Objective » Write the entries below out again exactly; any picture in them stays out.

◆ ◆ ◆ ◆ ◆

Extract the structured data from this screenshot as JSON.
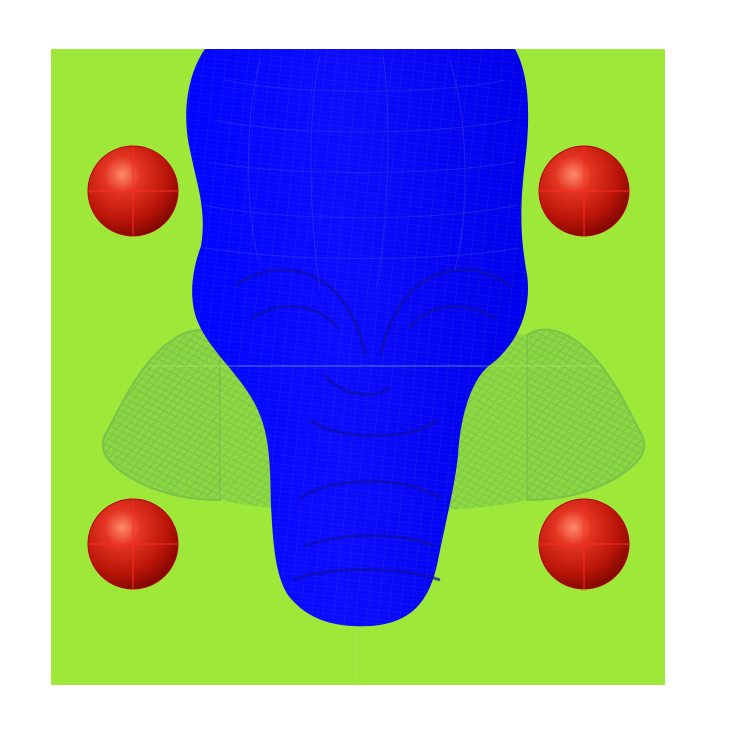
{
  "scene": {
    "background_color": "#ffffff",
    "plane_color": "#9ee83a",
    "plane_edge_color": "#8ad82f",
    "mesh_color": "#0000ff",
    "mesh_line_color": "#1a1ab8",
    "ghost_mesh_color": "#7cc444",
    "sphere_color": "#d81e10",
    "sphere_count": 4,
    "objects": [
      "green-ground-plane",
      "blue-wireframe-head-mesh",
      "green-translucent-offset-mesh",
      "red-marker-spheres"
    ]
  }
}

◆ ◆ ◆ ◆ ◆

Exercise result »
Extract the structured data from this screenshot as JSON.
{
  "scene": {
    "background_color": "#ffffff",
    "plane_color": "#9ee83a",
    "plane_edge_color": "#8ad82f",
    "mesh_color": "#0000ff",
    "mesh_line_color": "#1a1ab8",
    "ghost_mesh_color": "#7cc444",
    "sphere_color": "#d81e10",
    "sphere_count": 4,
    "objects": [
      "green-ground-plane",
      "blue-wireframe-head-mesh",
      "green-translucent-offset-mesh",
      "red-marker-spheres"
    ]
  }
}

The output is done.